# The exercise
Copy every line of the material below word for word.

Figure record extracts
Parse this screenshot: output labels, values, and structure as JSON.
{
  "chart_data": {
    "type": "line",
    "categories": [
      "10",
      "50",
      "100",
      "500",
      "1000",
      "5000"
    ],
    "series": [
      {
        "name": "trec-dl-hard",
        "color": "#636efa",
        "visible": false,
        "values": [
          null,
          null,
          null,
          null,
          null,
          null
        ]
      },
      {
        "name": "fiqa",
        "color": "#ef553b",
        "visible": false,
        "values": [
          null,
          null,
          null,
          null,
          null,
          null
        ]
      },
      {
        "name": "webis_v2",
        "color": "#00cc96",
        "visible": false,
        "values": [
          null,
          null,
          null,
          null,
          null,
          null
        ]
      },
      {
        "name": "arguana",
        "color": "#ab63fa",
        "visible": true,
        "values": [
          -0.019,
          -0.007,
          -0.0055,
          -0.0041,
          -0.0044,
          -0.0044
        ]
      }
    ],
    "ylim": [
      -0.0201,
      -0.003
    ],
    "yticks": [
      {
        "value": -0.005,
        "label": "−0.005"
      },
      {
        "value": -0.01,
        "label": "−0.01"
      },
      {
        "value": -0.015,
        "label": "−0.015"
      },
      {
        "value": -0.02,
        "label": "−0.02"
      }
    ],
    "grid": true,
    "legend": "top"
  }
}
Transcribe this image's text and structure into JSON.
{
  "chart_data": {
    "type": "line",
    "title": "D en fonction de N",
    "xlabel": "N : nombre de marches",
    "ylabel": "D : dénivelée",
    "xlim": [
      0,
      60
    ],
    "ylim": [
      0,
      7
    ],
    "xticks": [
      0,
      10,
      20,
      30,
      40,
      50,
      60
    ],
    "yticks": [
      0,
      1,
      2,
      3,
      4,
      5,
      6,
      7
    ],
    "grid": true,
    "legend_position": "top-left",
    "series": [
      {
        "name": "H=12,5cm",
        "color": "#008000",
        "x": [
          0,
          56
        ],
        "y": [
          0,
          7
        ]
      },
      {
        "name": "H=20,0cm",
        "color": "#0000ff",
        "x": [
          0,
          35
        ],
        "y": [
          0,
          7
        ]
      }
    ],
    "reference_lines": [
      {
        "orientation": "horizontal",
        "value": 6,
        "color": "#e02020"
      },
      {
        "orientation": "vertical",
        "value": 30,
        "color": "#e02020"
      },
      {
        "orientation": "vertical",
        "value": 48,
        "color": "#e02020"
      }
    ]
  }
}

# Written solution
Parse this screenshot: output labels, values, and structure as JSON.
{
  "chart_data": {
    "type": "line",
    "categories": [
      "10",
      "50",
      "100",
      "500",
      "1000",
      "5000"
    ],
    "series": [
      {
        "name": "trec-dl-hard",
        "color": "#636efa",
        "visible": false,
        "values": [
          null,
          null,
          null,
          null,
          null,
          null
        ]
      },
      {
        "name": "fiqa",
        "color": "#ef553b",
        "visible": false,
        "values": [
          null,
          null,
          null,
          null,
          null,
          null
        ]
      },
      {
        "name": "webis_v2",
        "color": "#00cc96",
        "visible": false,
        "values": [
          null,
          null,
          null,
          null,
          null,
          null
        ]
      },
      {
        "name": "arguana",
        "color": "#ab63fa",
        "visible": true,
        "values": [
          -0.019,
          -0.007,
          -0.0055,
          -0.0041,
          -0.0044,
          -0.0044
        ]
      }
    ],
    "ylim": [
      -0.0201,
      -0.003
    ],
    "yticks": [
      {
        "value": -0.005,
        "label": "−0.005"
      },
      {
        "value": -0.01,
        "label": "−0.01"
      },
      {
        "value": -0.015,
        "label": "−0.015"
      },
      {
        "value": -0.02,
        "label": "−0.02"
      }
    ],
    "grid": true,
    "legend": "top"
  }
}
Transcribe this image's text and structure into JSON.
{
  "chart_data": {
    "type": "line",
    "title": "D en fonction de N",
    "xlabel": "N : nombre de marches",
    "ylabel": "D : dénivelée",
    "xlim": [
      0,
      60
    ],
    "ylim": [
      0,
      7
    ],
    "xticks": [
      0,
      10,
      20,
      30,
      40,
      50,
      60
    ],
    "yticks": [
      0,
      1,
      2,
      3,
      4,
      5,
      6,
      7
    ],
    "grid": true,
    "legend_position": "top-left",
    "series": [
      {
        "name": "H=12,5cm",
        "color": "#008000",
        "x": [
          0,
          56
        ],
        "y": [
          0,
          7
        ]
      },
      {
        "name": "H=20,0cm",
        "color": "#0000ff",
        "x": [
          0,
          35
        ],
        "y": [
          0,
          7
        ]
      }
    ],
    "reference_lines": [
      {
        "orientation": "horizontal",
        "value": 6,
        "color": "#e02020"
      },
      {
        "orientation": "vertical",
        "value": 30,
        "color": "#e02020"
      },
      {
        "orientation": "vertical",
        "value": 48,
        "color": "#e02020"
      }
    ]
  }
}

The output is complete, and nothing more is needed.